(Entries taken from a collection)
------------------------------

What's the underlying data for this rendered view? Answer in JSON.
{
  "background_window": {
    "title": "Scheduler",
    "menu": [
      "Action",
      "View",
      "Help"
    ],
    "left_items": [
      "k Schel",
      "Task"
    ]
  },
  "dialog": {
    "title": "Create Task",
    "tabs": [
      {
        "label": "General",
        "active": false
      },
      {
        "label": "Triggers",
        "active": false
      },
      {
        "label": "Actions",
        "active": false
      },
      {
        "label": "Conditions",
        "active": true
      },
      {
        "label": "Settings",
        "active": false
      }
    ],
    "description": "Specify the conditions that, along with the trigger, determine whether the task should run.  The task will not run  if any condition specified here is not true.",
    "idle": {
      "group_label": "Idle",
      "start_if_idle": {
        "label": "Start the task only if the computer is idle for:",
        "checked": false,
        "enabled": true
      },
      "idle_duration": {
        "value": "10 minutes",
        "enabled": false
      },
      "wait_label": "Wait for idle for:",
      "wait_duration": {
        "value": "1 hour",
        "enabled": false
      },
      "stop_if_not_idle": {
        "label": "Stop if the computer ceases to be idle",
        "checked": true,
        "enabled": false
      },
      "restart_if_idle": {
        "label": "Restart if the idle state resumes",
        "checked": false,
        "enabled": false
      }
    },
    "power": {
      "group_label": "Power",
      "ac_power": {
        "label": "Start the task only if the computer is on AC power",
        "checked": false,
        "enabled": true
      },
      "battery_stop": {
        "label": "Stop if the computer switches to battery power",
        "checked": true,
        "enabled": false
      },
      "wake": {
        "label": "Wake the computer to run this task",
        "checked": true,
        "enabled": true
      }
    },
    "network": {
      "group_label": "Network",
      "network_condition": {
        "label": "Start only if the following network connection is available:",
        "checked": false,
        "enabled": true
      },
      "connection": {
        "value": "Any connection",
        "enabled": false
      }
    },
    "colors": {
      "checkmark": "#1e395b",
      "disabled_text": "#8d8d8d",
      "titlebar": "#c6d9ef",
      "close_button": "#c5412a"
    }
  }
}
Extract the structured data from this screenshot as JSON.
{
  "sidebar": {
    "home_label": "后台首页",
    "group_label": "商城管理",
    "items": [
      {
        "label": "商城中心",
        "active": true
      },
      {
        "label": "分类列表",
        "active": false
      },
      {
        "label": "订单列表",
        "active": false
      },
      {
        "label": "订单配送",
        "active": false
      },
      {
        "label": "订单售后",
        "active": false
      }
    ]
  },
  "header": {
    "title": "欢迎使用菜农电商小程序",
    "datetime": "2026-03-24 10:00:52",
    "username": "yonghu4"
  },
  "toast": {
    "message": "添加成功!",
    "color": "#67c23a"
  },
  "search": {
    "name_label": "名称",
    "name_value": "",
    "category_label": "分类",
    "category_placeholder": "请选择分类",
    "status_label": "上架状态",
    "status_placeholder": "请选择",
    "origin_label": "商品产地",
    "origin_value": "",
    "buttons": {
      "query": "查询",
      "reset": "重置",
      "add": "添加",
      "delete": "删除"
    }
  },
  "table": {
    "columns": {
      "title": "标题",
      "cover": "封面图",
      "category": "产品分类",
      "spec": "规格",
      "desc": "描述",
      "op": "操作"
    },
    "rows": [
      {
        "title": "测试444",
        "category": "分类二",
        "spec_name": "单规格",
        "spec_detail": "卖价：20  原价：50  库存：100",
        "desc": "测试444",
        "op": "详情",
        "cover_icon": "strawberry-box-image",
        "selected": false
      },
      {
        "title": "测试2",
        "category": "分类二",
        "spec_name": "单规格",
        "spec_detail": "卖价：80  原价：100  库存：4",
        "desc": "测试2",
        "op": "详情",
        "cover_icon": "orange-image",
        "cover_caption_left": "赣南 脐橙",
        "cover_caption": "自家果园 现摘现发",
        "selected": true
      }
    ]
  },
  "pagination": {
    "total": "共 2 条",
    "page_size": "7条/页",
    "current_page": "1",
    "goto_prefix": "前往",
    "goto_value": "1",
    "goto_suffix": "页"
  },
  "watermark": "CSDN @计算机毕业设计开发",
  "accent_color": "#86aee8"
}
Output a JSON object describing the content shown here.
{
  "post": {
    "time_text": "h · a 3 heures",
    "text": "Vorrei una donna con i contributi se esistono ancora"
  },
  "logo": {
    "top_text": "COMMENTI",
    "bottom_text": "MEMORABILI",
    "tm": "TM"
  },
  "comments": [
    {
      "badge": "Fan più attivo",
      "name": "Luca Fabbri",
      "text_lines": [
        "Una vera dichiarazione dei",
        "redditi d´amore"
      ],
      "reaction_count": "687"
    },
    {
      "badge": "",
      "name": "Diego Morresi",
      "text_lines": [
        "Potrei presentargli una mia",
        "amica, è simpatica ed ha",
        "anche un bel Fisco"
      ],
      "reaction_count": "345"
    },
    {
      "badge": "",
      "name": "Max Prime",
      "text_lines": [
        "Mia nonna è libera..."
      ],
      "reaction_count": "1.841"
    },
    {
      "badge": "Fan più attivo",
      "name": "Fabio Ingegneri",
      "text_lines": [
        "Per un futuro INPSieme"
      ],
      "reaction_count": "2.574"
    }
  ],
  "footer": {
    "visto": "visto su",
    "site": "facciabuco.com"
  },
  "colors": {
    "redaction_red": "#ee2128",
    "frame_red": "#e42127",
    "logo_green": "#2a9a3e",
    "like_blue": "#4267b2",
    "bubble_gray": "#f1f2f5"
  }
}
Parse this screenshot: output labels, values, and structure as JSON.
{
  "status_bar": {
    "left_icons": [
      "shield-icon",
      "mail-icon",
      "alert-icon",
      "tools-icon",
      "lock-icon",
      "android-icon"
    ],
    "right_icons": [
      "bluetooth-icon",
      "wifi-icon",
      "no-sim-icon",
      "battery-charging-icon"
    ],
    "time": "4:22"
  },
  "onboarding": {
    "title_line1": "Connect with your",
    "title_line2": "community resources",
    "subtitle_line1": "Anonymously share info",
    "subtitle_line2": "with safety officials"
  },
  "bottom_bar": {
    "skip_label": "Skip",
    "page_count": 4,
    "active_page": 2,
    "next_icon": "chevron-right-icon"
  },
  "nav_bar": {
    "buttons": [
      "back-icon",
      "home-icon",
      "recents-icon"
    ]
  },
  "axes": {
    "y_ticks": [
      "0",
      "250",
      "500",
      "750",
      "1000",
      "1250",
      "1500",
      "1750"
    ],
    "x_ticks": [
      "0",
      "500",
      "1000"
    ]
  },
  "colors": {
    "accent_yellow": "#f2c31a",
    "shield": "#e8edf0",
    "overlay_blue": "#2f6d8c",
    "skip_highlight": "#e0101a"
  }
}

------------------------------

- [What is required] Copy out the material word for word and line for line.

- [Exercise output]
What's the underlying data for this rendered view? Answer in JSON.
{
  "background_window": {
    "title": "Scheduler",
    "menu": [
      "Action",
      "View",
      "Help"
    ],
    "left_items": [
      "k Schel",
      "Task"
    ]
  },
  "dialog": {
    "title": "Create Task",
    "tabs": [
      {
        "label": "General",
        "active": false
      },
      {
        "label": "Triggers",
        "active": false
      },
      {
        "label": "Actions",
        "active": false
      },
      {
        "label": "Conditions",
        "active": true
      },
      {
        "label": "Settings",
        "active": false
      }
    ],
    "description": "Specify the conditions that, along with the trigger, determine whether the task should run.  The task will not run  if any condition specified here is not true.",
    "idle": {
      "group_label": "Idle",
      "start_if_idle": {
        "label": "Start the task only if the computer is idle for:",
        "checked": false,
        "enabled": true
      },
      "idle_duration": {
        "value": "10 minutes",
        "enabled": false
      },
      "wait_label": "Wait for idle for:",
      "wait_duration": {
        "value": "1 hour",
        "enabled": false
      },
      "stop_if_not_idle": {
        "label": "Stop if the computer ceases to be idle",
        "checked": true,
        "enabled": false
      },
      "restart_if_idle": {
        "label": "Restart if the idle state resumes",
        "checked": false,
        "enabled": false
      }
    },
    "power": {
      "group_label": "Power",
      "ac_power": {
        "label": "Start the task only if the computer is on AC power",
        "checked": false,
        "enabled": true
      },
      "battery_stop": {
        "label": "Stop if the computer switches to battery power",
        "checked": true,
        "enabled": false
      },
      "wake": {
        "label": "Wake the computer to run this task",
        "checked": true,
        "enabled": true
      }
    },
    "network": {
      "group_label": "Network",
      "network_condition": {
        "label": "Start only if the following network connection is available:",
        "checked": false,
        "enabled": true
      },
      "connection": {
        "value": "Any connection",
        "enabled": false
      }
    },
    "colors": {
      "checkmark": "#1e395b",
      "disabled_text": "#8d8d8d",
      "titlebar": "#c6d9ef",
      "close_button": "#c5412a"
    }
  }
}
Extract the structured data from this screenshot as JSON.
{
  "sidebar": {
    "home_label": "后台首页",
    "group_label": "商城管理",
    "items": [
      {
        "label": "商城中心",
        "active": true
      },
      {
        "label": "分类列表",
        "active": false
      },
      {
        "label": "订单列表",
        "active": false
      },
      {
        "label": "订单配送",
        "active": false
      },
      {
        "label": "订单售后",
        "active": false
      }
    ]
  },
  "header": {
    "title": "欢迎使用菜农电商小程序",
    "datetime": "2026-03-24 10:00:52",
    "username": "yonghu4"
  },
  "toast": {
    "message": "添加成功!",
    "color": "#67c23a"
  },
  "search": {
    "name_label": "名称",
    "name_value": "",
    "category_label": "分类",
    "category_placeholder": "请选择分类",
    "status_label": "上架状态",
    "status_placeholder": "请选择",
    "origin_label": "商品产地",
    "origin_value": "",
    "buttons": {
      "query": "查询",
      "reset": "重置",
      "add": "添加",
      "delete": "删除"
    }
  },
  "table": {
    "columns": {
      "title": "标题",
      "cover": "封面图",
      "category": "产品分类",
      "spec": "规格",
      "desc": "描述",
      "op": "操作"
    },
    "rows": [
      {
        "title": "测试444",
        "category": "分类二",
        "spec_name": "单规格",
        "spec_detail": "卖价：20  原价：50  库存：100",
        "desc": "测试444",
        "op": "详情",
        "cover_icon": "strawberry-box-image",
        "selected": false
      },
      {
        "title": "测试2",
        "category": "分类二",
        "spec_name": "单规格",
        "spec_detail": "卖价：80  原价：100  库存：4",
        "desc": "测试2",
        "op": "详情",
        "cover_icon": "orange-image",
        "cover_caption_left": "赣南 脐橙",
        "cover_caption": "自家果园 现摘现发",
        "selected": true
      }
    ]
  },
  "pagination": {
    "total": "共 2 条",
    "page_size": "7条/页",
    "current_page": "1",
    "goto_prefix": "前往",
    "goto_value": "1",
    "goto_suffix": "页"
  },
  "watermark": "CSDN @计算机毕业设计开发",
  "accent_color": "#86aee8"
}
Output a JSON object describing the content shown here.
{
  "post": {
    "time_text": "h · a 3 heures",
    "text": "Vorrei una donna con i contributi se esistono ancora"
  },
  "logo": {
    "top_text": "COMMENTI",
    "bottom_text": "MEMORABILI",
    "tm": "TM"
  },
  "comments": [
    {
      "badge": "Fan più attivo",
      "name": "Luca Fabbri",
      "text_lines": [
        "Una vera dichiarazione dei",
        "redditi d´amore"
      ],
      "reaction_count": "687"
    },
    {
      "badge": "",
      "name": "Diego Morresi",
      "text_lines": [
        "Potrei presentargli una mia",
        "amica, è simpatica ed ha",
        "anche un bel Fisco"
      ],
      "reaction_count": "345"
    },
    {
      "badge": "",
      "name": "Max Prime",
      "text_lines": [
        "Mia nonna è libera..."
      ],
      "reaction_count": "1.841"
    },
    {
      "badge": "Fan più attivo",
      "name": "Fabio Ingegneri",
      "text_lines": [
        "Per un futuro INPSieme"
      ],
      "reaction_count": "2.574"
    }
  ],
  "footer": {
    "visto": "visto su",
    "site": "facciabuco.com"
  },
  "colors": {
    "redaction_red": "#ee2128",
    "frame_red": "#e42127",
    "logo_green": "#2a9a3e",
    "like_blue": "#4267b2",
    "bubble_gray": "#f1f2f5"
  }
}
Parse this screenshot: output labels, values, and structure as JSON.
{
  "status_bar": {
    "left_icons": [
      "shield-icon",
      "mail-icon",
      "alert-icon",
      "tools-icon",
      "lock-icon",
      "android-icon"
    ],
    "right_icons": [
      "bluetooth-icon",
      "wifi-icon",
      "no-sim-icon",
      "battery-charging-icon"
    ],
    "time": "4:22"
  },
  "onboarding": {
    "title_line1": "Connect with your",
    "title_line2": "community resources",
    "subtitle_line1": "Anonymously share info",
    "subtitle_line2": "with safety officials"
  },
  "bottom_bar": {
    "skip_label": "Skip",
    "page_count": 4,
    "active_page": 2,
    "next_icon": "chevron-right-icon"
  },
  "nav_bar": {
    "buttons": [
      "back-icon",
      "home-icon",
      "recents-icon"
    ]
  },
  "axes": {
    "y_ticks": [
      "0",
      "250",
      "500",
      "750",
      "1000",
      "1250",
      "1500",
      "1750"
    ],
    "x_ticks": [
      "0",
      "500",
      "1000"
    ]
  },
  "colors": {
    "accent_yellow": "#f2c31a",
    "shield": "#e8edf0",
    "overlay_blue": "#2f6d8c",
    "skip_highlight": "#e0101a"
  }
}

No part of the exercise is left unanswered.